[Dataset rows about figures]
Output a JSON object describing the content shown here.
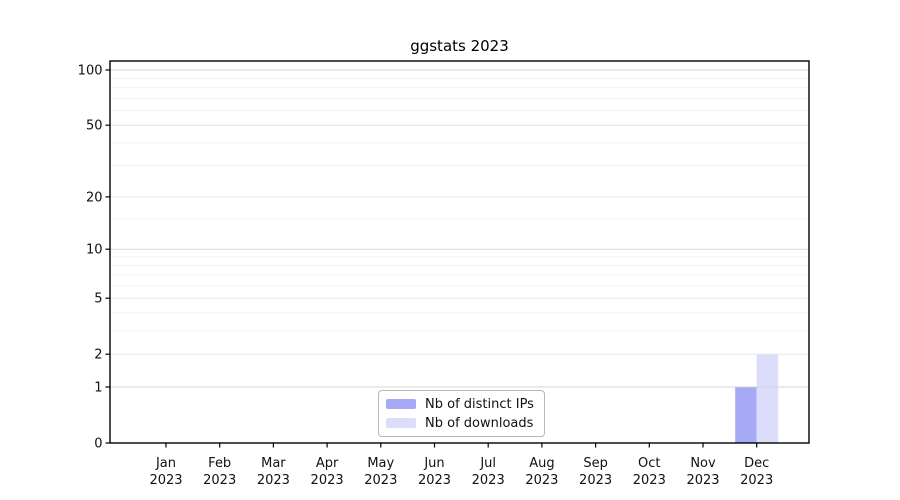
{
  "chart_data": {
    "type": "bar",
    "title": "ggstats 2023",
    "categories": [
      "Jan",
      "Feb",
      "Mar",
      "Apr",
      "May",
      "Jun",
      "Jul",
      "Aug",
      "Sep",
      "Oct",
      "Nov",
      "Dec"
    ],
    "x_year": "2023",
    "series": [
      {
        "name": "Nb of distinct IPs",
        "color": "#a6a9f6",
        "values": [
          0,
          0,
          0,
          0,
          0,
          0,
          0,
          0,
          0,
          0,
          0,
          1
        ]
      },
      {
        "name": "Nb of downloads",
        "color": "#dbddfb",
        "values": [
          0,
          0,
          0,
          0,
          0,
          0,
          0,
          0,
          0,
          0,
          0,
          2
        ]
      }
    ],
    "yscale": "log1p",
    "ylim": [
      0,
      113
    ],
    "y_ticks": [
      0,
      1,
      2,
      5,
      10,
      20,
      50,
      100
    ],
    "y_major_gridlines": [
      1,
      10,
      100
    ],
    "y_minor_gridlines": [
      3,
      4,
      6,
      7,
      8,
      9,
      15,
      30,
      40,
      60,
      70,
      80,
      90
    ],
    "xlabel": "",
    "ylabel": "",
    "grid": "horizontal",
    "legend": {
      "position": "bottom-center",
      "entries": [
        "Nb of distinct IPs",
        "Nb of downloads"
      ]
    }
  },
  "colors": {
    "bar_distinct_ips": "#a6a9f6",
    "bar_downloads": "#dbddfb",
    "grid_major": "#d2d2d2",
    "grid_mid": "#e3e3e3",
    "grid_minor": "#efefef",
    "spine": "#000000",
    "text": "#111111",
    "legend_border": "#b7b7b7",
    "background": "#ffffff"
  }
}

◆ INSTRUCTIONS FOR THE TASK ◆
Transcribe the records above exactly, omitting every picture they contain.

◆ EXERCISE ANSWER ◆
Output a JSON object describing the content shown here.
{
  "chart_data": {
    "type": "bar",
    "title": "ggstats 2023",
    "categories": [
      "Jan",
      "Feb",
      "Mar",
      "Apr",
      "May",
      "Jun",
      "Jul",
      "Aug",
      "Sep",
      "Oct",
      "Nov",
      "Dec"
    ],
    "x_year": "2023",
    "series": [
      {
        "name": "Nb of distinct IPs",
        "color": "#a6a9f6",
        "values": [
          0,
          0,
          0,
          0,
          0,
          0,
          0,
          0,
          0,
          0,
          0,
          1
        ]
      },
      {
        "name": "Nb of downloads",
        "color": "#dbddfb",
        "values": [
          0,
          0,
          0,
          0,
          0,
          0,
          0,
          0,
          0,
          0,
          0,
          2
        ]
      }
    ],
    "yscale": "log1p",
    "ylim": [
      0,
      113
    ],
    "y_ticks": [
      0,
      1,
      2,
      5,
      10,
      20,
      50,
      100
    ],
    "y_major_gridlines": [
      1,
      10,
      100
    ],
    "y_minor_gridlines": [
      3,
      4,
      6,
      7,
      8,
      9,
      15,
      30,
      40,
      60,
      70,
      80,
      90
    ],
    "xlabel": "",
    "ylabel": "",
    "grid": "horizontal",
    "legend": {
      "position": "bottom-center",
      "entries": [
        "Nb of distinct IPs",
        "Nb of downloads"
      ]
    }
  },
  "colors": {
    "bar_distinct_ips": "#a6a9f6",
    "bar_downloads": "#dbddfb",
    "grid_major": "#d2d2d2",
    "grid_mid": "#e3e3e3",
    "grid_minor": "#efefef",
    "spine": "#000000",
    "text": "#111111",
    "legend_border": "#b7b7b7",
    "background": "#ffffff"
  }
}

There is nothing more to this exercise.